CONSIGNES À SUIVRE - Mettez sous forme de liste numérotée les lignes des entrées ci-dessous comprises entre la ligne contenant « item-price: 10.25: [706, 760, 737, 775] » et celle contenant « dot-leader: [161, 99, 296, 119] », ces deux lignes incluses, en omettant les lignes vides.

MATÉRIEL D'EXERCICE -
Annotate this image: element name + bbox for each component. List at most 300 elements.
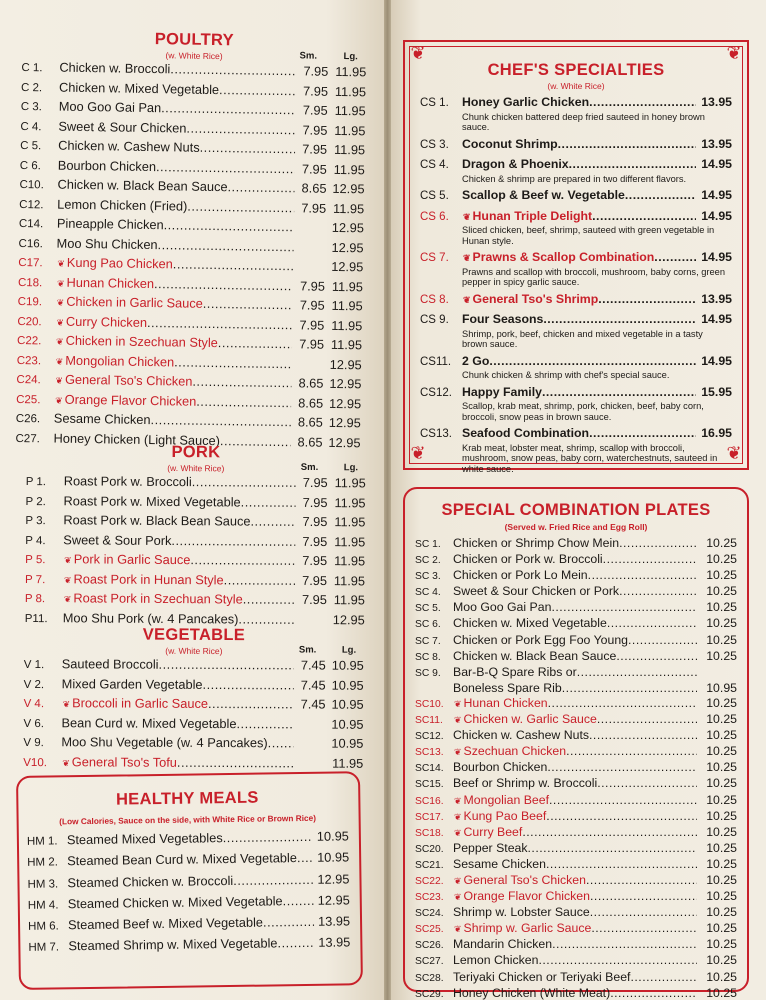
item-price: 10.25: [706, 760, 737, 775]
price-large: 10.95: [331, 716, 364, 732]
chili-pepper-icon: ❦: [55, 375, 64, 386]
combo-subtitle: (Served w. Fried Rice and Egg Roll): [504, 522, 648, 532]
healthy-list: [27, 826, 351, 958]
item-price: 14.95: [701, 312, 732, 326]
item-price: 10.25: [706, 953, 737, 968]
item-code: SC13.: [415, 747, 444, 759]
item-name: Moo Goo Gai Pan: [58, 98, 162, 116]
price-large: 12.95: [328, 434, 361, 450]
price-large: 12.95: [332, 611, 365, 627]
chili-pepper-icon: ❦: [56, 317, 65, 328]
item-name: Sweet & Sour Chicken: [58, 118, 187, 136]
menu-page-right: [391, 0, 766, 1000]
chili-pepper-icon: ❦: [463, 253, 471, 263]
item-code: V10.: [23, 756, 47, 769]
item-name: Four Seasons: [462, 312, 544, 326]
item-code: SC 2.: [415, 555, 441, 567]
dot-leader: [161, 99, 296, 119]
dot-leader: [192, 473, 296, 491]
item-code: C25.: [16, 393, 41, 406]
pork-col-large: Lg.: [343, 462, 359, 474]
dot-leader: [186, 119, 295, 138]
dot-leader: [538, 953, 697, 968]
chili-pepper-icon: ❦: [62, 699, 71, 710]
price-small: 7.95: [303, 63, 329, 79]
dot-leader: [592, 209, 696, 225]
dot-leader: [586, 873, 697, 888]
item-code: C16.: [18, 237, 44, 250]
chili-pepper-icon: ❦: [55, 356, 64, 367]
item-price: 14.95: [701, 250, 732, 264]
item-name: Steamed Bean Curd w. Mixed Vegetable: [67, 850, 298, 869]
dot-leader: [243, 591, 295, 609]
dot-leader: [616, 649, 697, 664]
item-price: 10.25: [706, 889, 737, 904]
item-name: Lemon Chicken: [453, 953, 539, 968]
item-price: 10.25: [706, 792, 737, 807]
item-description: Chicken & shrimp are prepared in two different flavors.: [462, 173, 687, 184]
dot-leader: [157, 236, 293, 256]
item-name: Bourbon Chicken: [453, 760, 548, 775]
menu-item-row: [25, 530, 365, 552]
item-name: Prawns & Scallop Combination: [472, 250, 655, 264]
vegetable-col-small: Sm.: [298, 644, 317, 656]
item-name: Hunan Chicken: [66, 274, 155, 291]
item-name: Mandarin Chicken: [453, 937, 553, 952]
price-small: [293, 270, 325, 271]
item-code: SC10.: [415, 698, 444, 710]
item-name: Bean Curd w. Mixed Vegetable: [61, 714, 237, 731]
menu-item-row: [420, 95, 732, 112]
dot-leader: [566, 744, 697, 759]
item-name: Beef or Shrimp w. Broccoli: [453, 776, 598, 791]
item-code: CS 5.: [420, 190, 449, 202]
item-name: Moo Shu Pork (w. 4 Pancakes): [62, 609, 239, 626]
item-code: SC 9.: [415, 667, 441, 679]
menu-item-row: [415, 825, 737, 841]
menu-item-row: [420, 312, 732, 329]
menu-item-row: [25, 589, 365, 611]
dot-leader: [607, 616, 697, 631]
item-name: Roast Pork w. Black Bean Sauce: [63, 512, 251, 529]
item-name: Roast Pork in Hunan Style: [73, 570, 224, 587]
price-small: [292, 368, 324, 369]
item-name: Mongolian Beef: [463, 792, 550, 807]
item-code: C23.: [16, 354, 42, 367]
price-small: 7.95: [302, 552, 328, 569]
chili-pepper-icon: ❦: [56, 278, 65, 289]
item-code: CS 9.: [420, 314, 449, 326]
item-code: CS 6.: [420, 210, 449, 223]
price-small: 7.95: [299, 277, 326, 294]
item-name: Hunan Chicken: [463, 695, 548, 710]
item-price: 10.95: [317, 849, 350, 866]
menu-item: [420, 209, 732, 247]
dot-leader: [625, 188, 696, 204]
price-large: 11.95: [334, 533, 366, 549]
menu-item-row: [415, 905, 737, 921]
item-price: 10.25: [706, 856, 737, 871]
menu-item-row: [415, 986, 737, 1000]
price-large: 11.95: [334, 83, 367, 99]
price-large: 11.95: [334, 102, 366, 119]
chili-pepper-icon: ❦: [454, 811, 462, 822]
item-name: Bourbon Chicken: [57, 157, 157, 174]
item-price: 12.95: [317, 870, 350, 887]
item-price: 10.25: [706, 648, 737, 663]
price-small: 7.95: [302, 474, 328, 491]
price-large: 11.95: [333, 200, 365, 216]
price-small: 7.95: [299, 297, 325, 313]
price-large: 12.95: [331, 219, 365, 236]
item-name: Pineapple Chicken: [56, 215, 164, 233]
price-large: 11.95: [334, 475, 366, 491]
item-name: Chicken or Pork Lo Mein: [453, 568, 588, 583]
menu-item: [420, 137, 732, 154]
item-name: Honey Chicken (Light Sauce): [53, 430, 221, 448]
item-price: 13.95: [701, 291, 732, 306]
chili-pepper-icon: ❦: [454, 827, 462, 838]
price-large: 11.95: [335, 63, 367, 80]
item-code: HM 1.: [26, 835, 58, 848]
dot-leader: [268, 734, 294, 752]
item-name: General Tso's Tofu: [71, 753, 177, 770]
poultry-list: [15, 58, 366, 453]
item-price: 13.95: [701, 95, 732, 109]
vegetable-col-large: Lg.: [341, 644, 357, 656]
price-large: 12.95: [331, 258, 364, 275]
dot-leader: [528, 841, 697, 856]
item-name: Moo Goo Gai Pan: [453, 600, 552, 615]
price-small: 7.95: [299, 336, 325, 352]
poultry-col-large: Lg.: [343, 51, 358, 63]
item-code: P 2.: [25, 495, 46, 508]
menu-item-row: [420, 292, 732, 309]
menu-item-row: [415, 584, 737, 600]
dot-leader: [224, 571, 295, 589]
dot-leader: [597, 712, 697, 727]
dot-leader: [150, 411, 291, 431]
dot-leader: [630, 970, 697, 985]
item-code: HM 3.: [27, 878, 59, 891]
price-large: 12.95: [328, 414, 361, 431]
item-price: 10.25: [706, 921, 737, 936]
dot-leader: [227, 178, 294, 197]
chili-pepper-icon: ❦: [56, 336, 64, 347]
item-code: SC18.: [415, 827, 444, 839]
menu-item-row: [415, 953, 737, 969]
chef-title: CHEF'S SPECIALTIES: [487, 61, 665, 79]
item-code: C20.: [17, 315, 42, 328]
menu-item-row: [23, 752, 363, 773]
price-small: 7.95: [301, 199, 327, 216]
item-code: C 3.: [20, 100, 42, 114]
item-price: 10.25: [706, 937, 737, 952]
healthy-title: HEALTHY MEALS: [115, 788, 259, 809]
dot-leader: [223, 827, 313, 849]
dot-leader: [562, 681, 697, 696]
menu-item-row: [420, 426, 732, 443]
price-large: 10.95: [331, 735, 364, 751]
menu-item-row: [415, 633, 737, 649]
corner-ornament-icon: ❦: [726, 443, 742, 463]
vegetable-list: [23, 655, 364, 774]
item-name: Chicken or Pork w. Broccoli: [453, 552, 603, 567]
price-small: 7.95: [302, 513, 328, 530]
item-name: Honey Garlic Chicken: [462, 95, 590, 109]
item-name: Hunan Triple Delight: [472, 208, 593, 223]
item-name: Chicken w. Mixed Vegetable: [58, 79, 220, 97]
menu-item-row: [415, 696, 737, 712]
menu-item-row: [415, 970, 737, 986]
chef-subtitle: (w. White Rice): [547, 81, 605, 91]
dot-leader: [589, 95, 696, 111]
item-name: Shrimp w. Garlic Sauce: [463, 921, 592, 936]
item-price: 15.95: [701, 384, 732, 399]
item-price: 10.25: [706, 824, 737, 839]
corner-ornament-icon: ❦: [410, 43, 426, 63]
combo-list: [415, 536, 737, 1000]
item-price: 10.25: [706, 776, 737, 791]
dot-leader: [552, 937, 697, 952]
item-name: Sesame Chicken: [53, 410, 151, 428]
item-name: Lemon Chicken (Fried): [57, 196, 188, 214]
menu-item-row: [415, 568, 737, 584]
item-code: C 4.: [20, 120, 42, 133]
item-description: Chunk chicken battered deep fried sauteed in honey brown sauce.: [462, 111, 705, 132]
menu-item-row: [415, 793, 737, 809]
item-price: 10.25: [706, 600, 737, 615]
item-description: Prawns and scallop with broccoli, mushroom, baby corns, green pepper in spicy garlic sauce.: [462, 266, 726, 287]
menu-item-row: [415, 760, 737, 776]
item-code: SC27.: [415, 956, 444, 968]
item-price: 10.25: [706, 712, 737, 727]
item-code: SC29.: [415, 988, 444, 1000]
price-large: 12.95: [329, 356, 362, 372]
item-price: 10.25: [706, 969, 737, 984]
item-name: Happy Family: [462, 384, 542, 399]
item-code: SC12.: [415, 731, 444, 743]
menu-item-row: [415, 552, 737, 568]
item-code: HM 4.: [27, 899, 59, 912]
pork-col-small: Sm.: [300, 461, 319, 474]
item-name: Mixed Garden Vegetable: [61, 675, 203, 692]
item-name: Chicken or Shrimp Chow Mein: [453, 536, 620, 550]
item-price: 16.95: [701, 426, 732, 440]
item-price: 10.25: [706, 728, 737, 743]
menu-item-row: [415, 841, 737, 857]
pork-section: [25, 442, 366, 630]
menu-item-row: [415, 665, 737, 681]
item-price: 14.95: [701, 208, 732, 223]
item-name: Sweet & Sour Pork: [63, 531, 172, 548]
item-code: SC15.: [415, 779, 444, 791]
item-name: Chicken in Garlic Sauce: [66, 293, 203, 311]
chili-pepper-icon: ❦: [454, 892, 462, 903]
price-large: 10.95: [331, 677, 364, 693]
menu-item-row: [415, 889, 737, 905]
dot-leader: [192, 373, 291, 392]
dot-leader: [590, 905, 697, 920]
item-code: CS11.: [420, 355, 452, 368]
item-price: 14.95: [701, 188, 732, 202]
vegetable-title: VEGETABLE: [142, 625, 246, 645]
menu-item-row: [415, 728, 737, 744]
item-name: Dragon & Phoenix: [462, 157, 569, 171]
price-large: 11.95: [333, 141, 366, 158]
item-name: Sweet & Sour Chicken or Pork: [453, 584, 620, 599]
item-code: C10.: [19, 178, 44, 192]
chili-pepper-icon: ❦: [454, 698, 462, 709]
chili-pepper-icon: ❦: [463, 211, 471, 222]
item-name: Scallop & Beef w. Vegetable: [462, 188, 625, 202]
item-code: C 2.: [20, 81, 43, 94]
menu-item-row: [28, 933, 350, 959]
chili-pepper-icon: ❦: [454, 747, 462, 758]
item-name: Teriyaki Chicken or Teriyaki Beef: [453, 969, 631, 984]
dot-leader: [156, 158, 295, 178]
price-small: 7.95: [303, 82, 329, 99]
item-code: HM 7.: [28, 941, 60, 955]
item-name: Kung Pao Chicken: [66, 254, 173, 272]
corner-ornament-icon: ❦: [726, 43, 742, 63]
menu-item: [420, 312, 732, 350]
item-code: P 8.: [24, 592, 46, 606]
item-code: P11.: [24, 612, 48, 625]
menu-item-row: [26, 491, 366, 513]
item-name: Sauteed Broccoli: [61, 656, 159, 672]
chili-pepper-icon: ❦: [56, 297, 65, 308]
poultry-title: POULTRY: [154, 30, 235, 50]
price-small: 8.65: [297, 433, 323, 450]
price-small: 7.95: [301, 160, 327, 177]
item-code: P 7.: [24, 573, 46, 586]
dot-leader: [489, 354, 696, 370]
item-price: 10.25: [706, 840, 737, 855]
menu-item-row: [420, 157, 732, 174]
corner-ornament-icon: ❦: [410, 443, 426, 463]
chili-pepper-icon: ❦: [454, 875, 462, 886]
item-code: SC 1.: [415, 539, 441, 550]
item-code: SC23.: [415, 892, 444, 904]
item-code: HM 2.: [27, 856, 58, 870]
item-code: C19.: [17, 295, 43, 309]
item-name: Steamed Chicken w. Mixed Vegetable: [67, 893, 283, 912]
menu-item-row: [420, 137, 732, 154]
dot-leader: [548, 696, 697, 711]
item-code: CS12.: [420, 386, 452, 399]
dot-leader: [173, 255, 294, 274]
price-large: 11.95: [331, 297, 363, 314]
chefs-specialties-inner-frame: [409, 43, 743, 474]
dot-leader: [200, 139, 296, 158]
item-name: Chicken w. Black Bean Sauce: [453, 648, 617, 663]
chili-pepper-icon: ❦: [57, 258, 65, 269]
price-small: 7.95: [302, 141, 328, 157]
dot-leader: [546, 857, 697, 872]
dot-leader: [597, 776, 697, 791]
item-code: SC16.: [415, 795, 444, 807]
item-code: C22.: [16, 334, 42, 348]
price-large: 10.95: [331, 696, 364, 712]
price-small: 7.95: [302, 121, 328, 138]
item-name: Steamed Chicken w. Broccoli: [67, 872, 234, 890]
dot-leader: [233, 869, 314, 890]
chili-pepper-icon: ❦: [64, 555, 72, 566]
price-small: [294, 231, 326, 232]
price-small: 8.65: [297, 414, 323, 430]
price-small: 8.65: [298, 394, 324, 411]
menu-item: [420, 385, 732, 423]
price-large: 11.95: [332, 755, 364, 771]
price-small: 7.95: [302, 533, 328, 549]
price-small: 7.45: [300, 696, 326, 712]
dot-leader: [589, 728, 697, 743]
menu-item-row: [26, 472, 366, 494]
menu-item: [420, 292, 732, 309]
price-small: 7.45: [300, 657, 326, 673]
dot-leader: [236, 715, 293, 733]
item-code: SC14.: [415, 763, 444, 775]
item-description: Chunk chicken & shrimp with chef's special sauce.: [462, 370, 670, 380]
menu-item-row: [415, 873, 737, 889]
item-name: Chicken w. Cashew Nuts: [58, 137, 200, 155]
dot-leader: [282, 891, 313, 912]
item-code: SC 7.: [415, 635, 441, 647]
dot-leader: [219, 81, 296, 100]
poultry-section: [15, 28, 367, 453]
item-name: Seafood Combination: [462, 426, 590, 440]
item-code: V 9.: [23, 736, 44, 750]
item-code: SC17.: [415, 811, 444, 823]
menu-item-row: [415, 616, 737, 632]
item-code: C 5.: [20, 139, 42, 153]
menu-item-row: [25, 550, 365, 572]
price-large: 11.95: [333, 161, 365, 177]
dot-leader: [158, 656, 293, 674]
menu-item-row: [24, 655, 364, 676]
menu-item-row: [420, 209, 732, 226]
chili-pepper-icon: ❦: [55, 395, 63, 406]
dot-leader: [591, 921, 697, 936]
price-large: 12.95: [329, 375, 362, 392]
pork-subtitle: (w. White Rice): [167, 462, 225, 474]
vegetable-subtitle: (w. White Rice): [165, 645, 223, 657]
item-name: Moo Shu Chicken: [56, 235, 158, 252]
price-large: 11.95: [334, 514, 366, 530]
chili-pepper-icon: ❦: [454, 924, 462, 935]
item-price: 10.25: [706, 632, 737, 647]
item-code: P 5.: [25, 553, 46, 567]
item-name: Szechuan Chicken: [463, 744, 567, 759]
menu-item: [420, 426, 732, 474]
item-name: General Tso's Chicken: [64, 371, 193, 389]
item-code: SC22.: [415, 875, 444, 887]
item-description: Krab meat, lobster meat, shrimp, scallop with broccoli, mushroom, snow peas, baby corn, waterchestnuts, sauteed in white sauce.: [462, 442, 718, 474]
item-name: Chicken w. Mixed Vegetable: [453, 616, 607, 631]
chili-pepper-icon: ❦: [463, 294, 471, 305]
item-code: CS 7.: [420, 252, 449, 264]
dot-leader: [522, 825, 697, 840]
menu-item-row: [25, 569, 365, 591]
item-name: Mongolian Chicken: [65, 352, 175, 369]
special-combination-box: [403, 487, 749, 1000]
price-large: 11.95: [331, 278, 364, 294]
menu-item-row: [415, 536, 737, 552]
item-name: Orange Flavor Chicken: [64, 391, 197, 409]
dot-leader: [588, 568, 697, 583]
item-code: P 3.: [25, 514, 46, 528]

EN RÉPONSE -
1. item-price: 10.25: [706, 760, 737, 775]
2. price-large: 10.95: [331, 716, 364, 732]
3. chili-pepper-icon: ❦: [55, 375, 64, 386]
4. combo-subtitle: (Served w. Fried Rice and Egg Roll): [504, 522, 648, 532]
5. healthy-list: [27, 826, 351, 958]
6. item-price: 14.95: [701, 312, 732, 326]
7. item-price: 10.25: [706, 953, 737, 968]
8. item-code: SC13.: [415, 747, 444, 759]
9. item-name: Moo Goo Gai Pan: [58, 98, 162, 116]
10. price-large: 12.95: [328, 434, 361, 450]
11. price-large: 12.95: [332, 611, 365, 627]
12. chili-pepper-icon: ❦: [56, 317, 65, 328]
13. item-name: Sweet & Sour Chicken: [58, 118, 187, 136]
14. menu-page-right: [391, 0, 766, 1000]
15. chili-pepper-icon: ❦: [463, 253, 471, 263]
16. item-code: V10.: [23, 756, 47, 769]
17. item-name: Four Seasons: [462, 312, 544, 326]
18. item-code: SC 2.: [415, 555, 441, 567]
19. dot-leader: [161, 99, 296, 119]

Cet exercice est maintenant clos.